--- Excerpted records ---

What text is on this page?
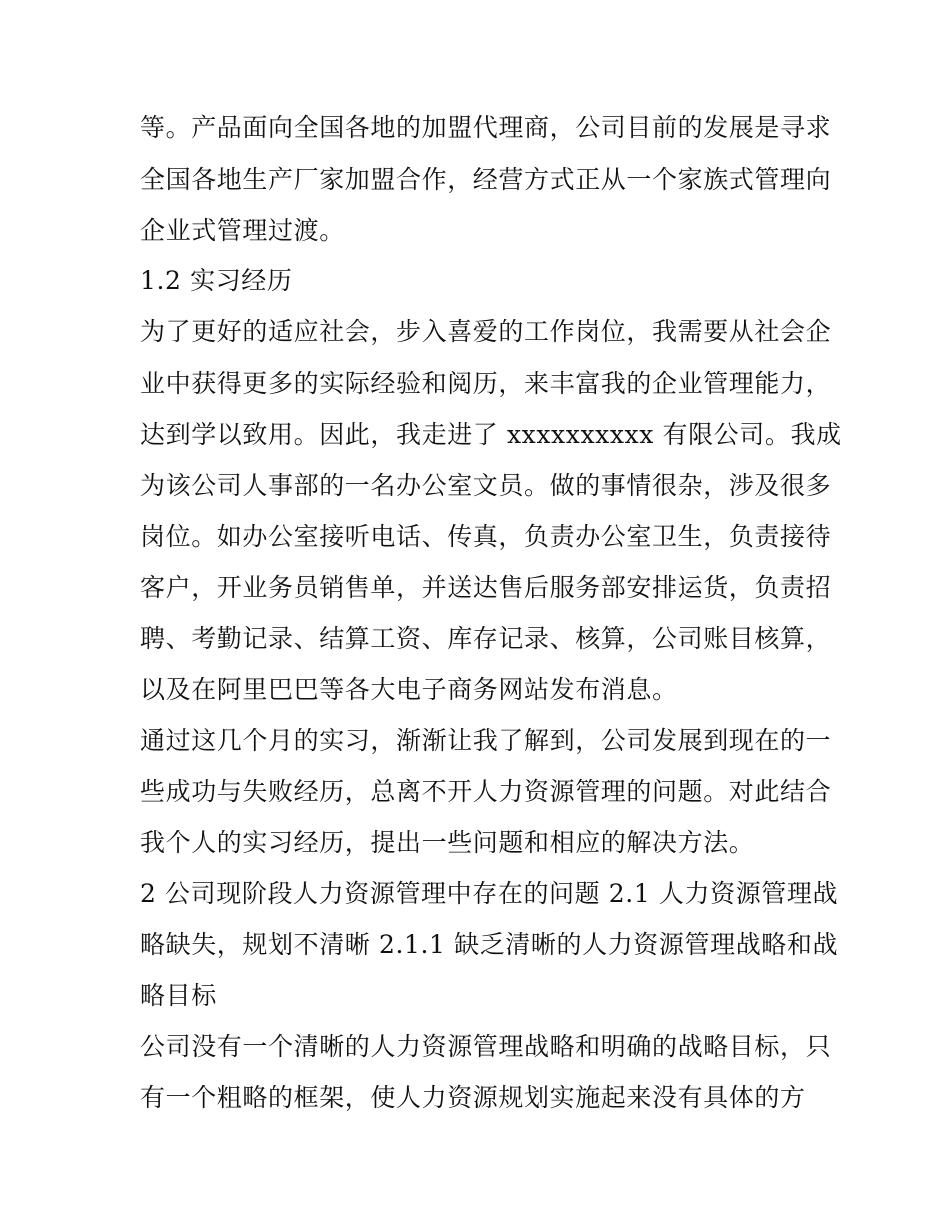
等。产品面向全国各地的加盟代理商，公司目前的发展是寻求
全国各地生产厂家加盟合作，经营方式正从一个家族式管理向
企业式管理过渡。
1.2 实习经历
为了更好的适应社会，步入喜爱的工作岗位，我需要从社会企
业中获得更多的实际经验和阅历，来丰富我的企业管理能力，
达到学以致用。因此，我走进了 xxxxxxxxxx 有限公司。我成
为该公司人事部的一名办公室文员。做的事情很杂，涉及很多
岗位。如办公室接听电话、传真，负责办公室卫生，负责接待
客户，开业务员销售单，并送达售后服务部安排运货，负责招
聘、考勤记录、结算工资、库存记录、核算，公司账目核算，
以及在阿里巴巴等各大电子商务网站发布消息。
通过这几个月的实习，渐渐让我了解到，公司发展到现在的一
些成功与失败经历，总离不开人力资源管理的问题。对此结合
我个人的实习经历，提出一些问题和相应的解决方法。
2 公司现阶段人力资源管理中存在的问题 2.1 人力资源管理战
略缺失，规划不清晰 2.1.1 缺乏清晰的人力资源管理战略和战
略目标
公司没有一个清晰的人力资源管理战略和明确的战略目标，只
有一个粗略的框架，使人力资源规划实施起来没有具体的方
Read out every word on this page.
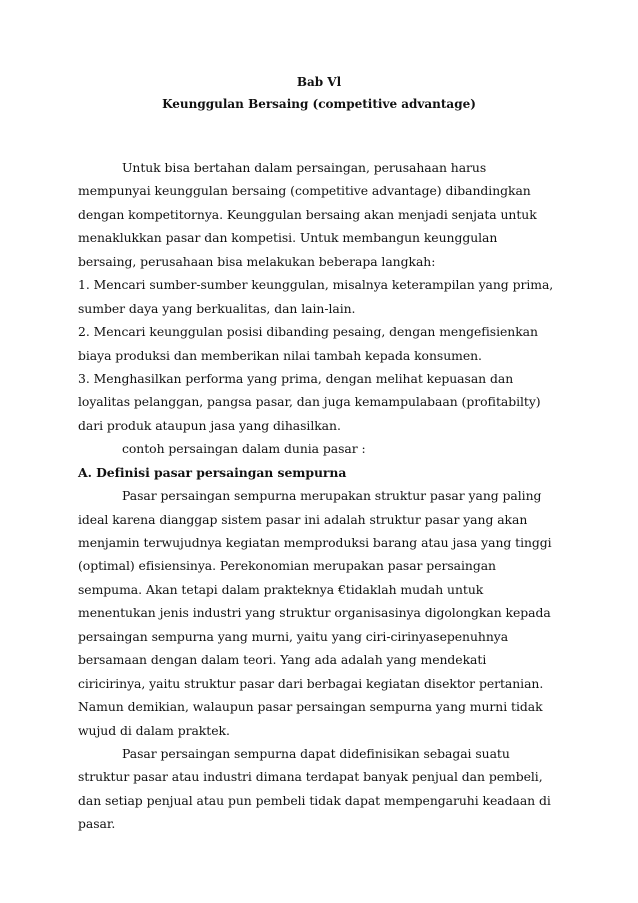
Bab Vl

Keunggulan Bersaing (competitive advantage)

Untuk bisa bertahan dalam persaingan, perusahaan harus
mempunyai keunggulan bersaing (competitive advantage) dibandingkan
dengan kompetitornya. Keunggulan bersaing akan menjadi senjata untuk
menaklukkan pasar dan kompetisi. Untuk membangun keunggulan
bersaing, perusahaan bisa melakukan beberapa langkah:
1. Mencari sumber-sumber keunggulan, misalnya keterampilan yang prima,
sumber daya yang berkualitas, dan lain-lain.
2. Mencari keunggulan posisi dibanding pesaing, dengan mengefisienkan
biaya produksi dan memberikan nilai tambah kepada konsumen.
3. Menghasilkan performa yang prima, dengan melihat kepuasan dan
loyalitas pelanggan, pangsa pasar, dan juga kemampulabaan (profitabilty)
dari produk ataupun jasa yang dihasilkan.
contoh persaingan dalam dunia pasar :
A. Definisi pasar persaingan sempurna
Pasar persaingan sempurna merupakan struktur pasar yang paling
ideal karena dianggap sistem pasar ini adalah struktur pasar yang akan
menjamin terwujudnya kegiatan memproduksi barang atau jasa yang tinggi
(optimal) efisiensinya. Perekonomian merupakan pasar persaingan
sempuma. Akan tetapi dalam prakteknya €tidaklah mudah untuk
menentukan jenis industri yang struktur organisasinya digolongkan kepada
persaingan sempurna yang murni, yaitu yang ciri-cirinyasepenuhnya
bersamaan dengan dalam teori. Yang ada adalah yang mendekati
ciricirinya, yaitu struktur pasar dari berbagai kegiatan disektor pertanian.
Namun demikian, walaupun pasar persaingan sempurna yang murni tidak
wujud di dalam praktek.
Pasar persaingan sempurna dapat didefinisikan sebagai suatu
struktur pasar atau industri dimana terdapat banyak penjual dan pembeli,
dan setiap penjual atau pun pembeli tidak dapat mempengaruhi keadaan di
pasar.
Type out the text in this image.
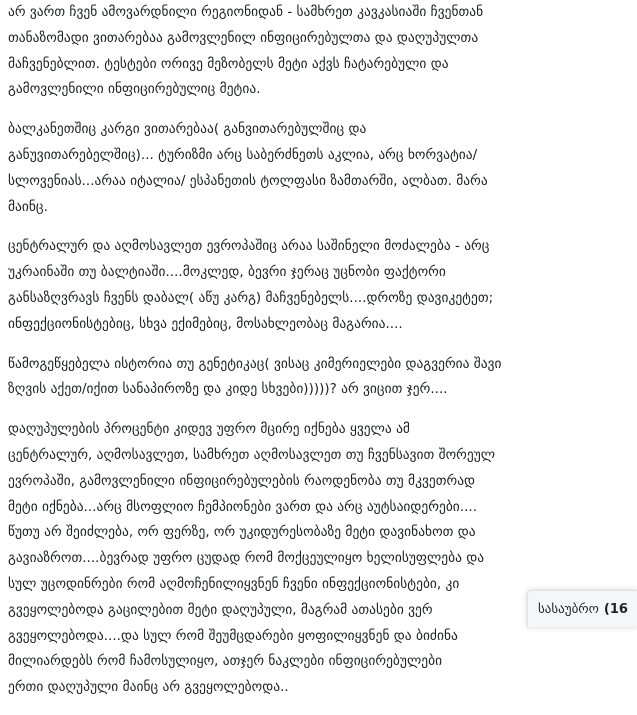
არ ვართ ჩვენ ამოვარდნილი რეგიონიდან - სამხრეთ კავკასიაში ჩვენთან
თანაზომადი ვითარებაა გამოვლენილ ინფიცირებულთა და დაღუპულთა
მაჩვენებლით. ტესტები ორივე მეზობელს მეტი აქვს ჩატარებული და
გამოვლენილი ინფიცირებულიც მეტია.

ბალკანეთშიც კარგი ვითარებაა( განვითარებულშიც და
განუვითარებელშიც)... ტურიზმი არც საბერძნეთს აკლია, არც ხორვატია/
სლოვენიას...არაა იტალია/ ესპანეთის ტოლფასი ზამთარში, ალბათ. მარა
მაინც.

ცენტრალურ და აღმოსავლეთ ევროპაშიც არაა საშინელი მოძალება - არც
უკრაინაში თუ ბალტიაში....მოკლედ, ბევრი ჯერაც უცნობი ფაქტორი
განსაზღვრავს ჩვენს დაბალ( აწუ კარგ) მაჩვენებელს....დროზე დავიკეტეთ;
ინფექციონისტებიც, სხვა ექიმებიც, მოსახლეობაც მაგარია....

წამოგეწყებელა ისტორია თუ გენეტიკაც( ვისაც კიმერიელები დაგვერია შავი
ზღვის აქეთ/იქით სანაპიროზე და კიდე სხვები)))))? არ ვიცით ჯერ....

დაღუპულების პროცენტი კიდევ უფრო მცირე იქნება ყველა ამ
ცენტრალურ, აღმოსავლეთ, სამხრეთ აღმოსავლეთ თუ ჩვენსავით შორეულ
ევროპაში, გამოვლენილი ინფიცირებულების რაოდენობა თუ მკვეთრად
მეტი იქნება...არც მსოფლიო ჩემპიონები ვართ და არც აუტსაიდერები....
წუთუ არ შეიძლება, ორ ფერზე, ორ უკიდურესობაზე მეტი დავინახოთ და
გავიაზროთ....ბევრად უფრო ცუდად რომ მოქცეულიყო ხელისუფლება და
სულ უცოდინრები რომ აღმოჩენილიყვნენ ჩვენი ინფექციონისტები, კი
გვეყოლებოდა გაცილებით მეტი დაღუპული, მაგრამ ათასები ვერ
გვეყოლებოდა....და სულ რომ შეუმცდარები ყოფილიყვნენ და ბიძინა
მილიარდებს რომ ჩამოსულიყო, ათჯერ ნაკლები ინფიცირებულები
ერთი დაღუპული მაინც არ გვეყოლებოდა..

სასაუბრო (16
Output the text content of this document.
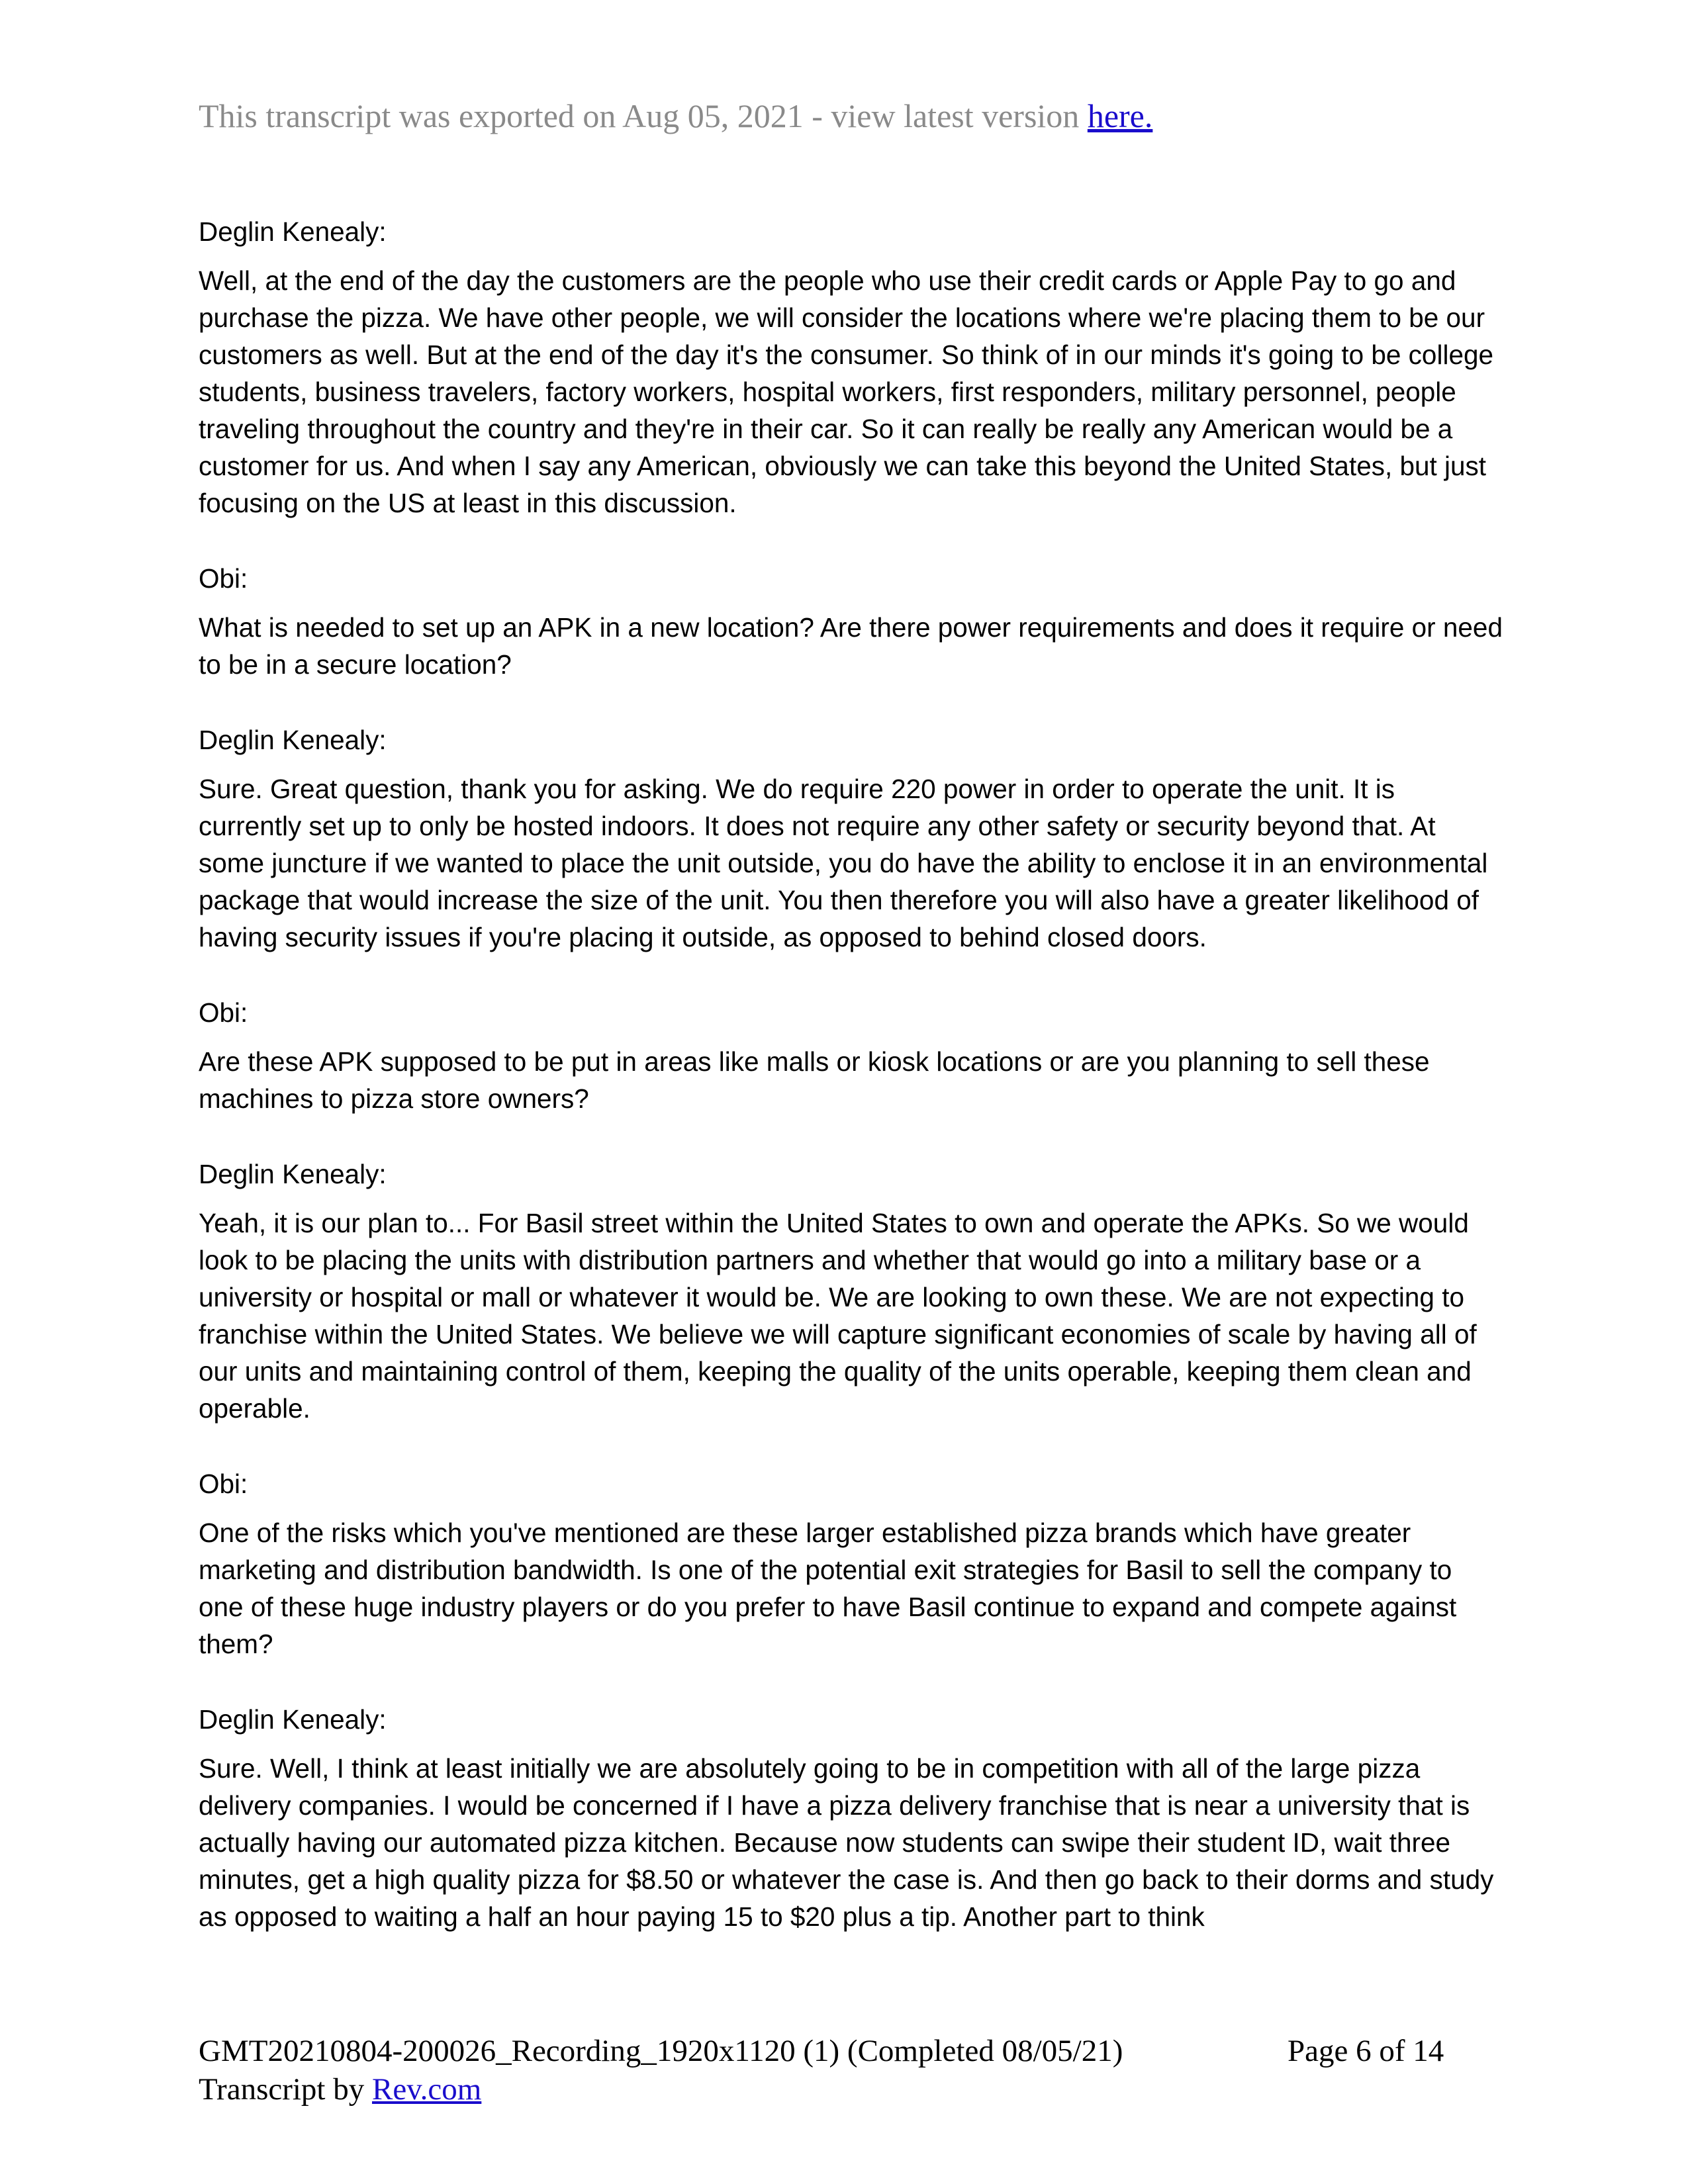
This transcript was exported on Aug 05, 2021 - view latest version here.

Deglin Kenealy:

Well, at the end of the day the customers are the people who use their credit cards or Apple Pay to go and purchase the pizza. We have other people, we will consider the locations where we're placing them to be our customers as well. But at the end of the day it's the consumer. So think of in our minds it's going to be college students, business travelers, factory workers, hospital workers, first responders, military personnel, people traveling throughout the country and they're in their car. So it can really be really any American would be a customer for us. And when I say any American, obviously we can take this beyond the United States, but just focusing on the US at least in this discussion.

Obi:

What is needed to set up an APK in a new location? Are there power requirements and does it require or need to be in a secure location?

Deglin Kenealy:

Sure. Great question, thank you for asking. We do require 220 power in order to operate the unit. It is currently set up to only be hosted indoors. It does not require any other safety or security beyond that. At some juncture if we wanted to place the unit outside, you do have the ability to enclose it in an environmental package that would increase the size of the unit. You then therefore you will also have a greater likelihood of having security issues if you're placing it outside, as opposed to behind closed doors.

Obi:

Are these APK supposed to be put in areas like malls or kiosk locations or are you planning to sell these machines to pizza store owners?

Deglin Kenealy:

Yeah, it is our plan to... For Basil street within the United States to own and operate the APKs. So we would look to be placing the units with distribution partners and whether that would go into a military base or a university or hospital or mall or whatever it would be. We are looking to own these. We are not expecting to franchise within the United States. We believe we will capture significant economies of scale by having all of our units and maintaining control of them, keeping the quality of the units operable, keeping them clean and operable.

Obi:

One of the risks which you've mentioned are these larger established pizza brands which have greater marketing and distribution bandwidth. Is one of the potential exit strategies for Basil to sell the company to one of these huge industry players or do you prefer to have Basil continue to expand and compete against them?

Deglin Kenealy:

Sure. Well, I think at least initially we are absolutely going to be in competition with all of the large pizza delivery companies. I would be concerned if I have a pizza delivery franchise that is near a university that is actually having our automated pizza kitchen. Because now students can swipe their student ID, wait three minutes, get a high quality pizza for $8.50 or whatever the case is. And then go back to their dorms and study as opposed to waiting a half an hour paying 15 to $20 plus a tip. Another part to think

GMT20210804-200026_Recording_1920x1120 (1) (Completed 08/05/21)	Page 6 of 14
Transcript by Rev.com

---

▶ Short task: Gather and return every line that holds the string "გვეყოლებოდა".

▶ The result:
გვეყოლებოდა გაცილებით მეტი დაღუპული, მაგრამ ათასები ვერ
გვეყოლებოდა....და სულ რომ შეუმცდარები ყოფილიყვნენ და ბიძინა
ერთი დაღუპული მაინც არ გვეყოლებოდა..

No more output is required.